▶ [TRAVAIL DEMANDÉ]
Pour chacune des affirmations ci-dessous, dites si elle concorde avec le texte sur les facteurs d’échec des startups : répondez par oui ou non, puis citez tels quels les mots du texte qui tranchent.
1. Le financement est présenté comme le facteur d’échec le plus important.
2. L’asphyxie financière précoce figure parmi les facteurs d’échec liés au lancement et au début de vie.
3. Le « terrible trio » réunit l’illusion, l’impatience et l’incompétence.

(Source principale : MOOC de Stanford University “Scaling Up Your Venture Without Screwing Up”. H.Rao et B.Sutton)
Les facteurs d’échec d’une startup sont divers. On peut les regrouper selon l’étape du projet, le composant du projet ou le principe de management :
-Selon l’étape du projet, on peut repérer les principaux facteurs d’échec suivants :
Préparation de la création :
-Un fondateur trop seul en raison de son ego ou de l’appât du gain.
-Une équipe ni soudée ni complémentaire.
-Une vision trop floue des besoins des clients, de la concurrence et du futur.
-Une vision trop optimiste de la valeur du produit.
Lancement et début de vie :
-Un mauvais choix du moment du lancement.
– Un engagement insuffisant dans les actions nécessaires.
– Un contrôle insuffisant de la gestion, des coûts et de la trésorerie.
– L’asphyxie financière précoce.
-Selon le composant du projet, l’échec peut tenir à l’impertinence de l’un ou d’une combinaison des éléments suivants :
– L’idée ou définition de la raison d’être de la startup.
– L’équipe ou source de la vitalité de la start-up.
– Le modèle économique ou mode de rentabilisation de la startup.
– Le financement ou sources et valeur des financements obtenus.
– Le moment du lancement.
– La résilience ou capacité de surmonter les difficultés.
Et contrairement à l’idée reçue, le facteur d’échec le plus important n’est pas le financement mais plus souvent, le moment, l’équipe ou l’idée.
Selon le principe de management de la croissance, on peut, avec les auteurs du Mooc et du livre « Scaling Up Excellence », noter les facteurs d’échec principaux suivants :
-Laisser retomber la « flamme » initiale, se gripper le moteur de l’adhésion.
-Oublier que la croissance n’est pas « un toujours pareil » ou « un toujours plus » mais surtout un « toujours optimisé ».
-Laisser se propager « le terrible trio » suivant : illusion, impatience, incompétence.
-Mal traiter l’accroissement et la propagation des compétences.
-Oublier de se débarrasser du « mauvais » avant d’ajouter du « bon ».
Présentons chacun des facteurs d’échec et les principaux conseils des auteurs sur chaque point
- Laisser retomber la « flamme » initiale.
La croissance n’est pas une guerre aérienne qu’on dirige « d’en haut » et à partir d’un tableau de bord mais une guerre terrestre permanente qui exige la « conquête » de chacun des collaborateurs, chacun des clients et chacun des partenaires, l’obtention continue de leur adhésion à une vision de l’entreprise et l’obtention continue de leur collaboration à la réalisation de l’état futur désiré (Voir l’article « Partager sa vision avec ses collaborateurs »)

▶ [DONNÉES FOURNIES]
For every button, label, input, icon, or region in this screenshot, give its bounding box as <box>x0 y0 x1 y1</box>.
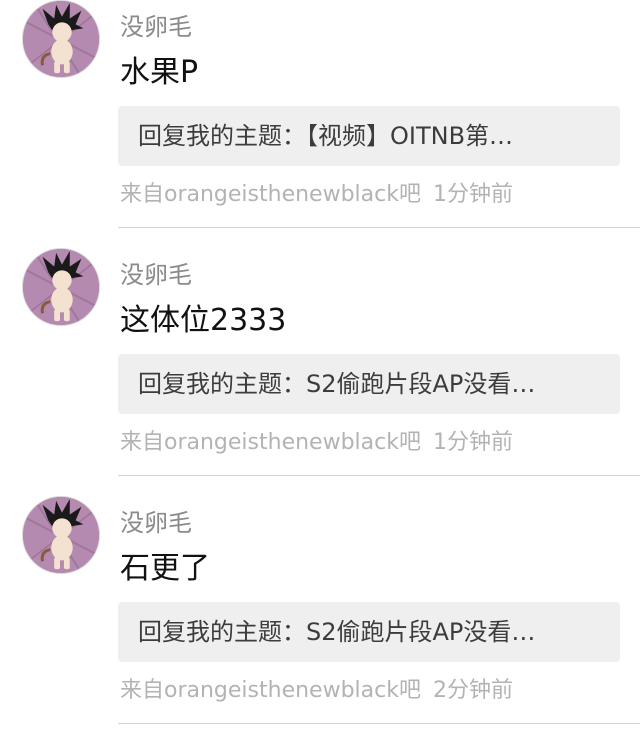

▶ [RÉPONSE]
1. Non : « le facteur d’échec le plus important n’est pas le financement mais plus souvent, le moment, l’équipe ou l’idée ».
2. Oui : « Lancement et début de vie » puis « L’asphyxie financière précoce ».
3. Oui : « Laisser se propager « le terrible trio » suivant : illusion, impatience, incompétence ».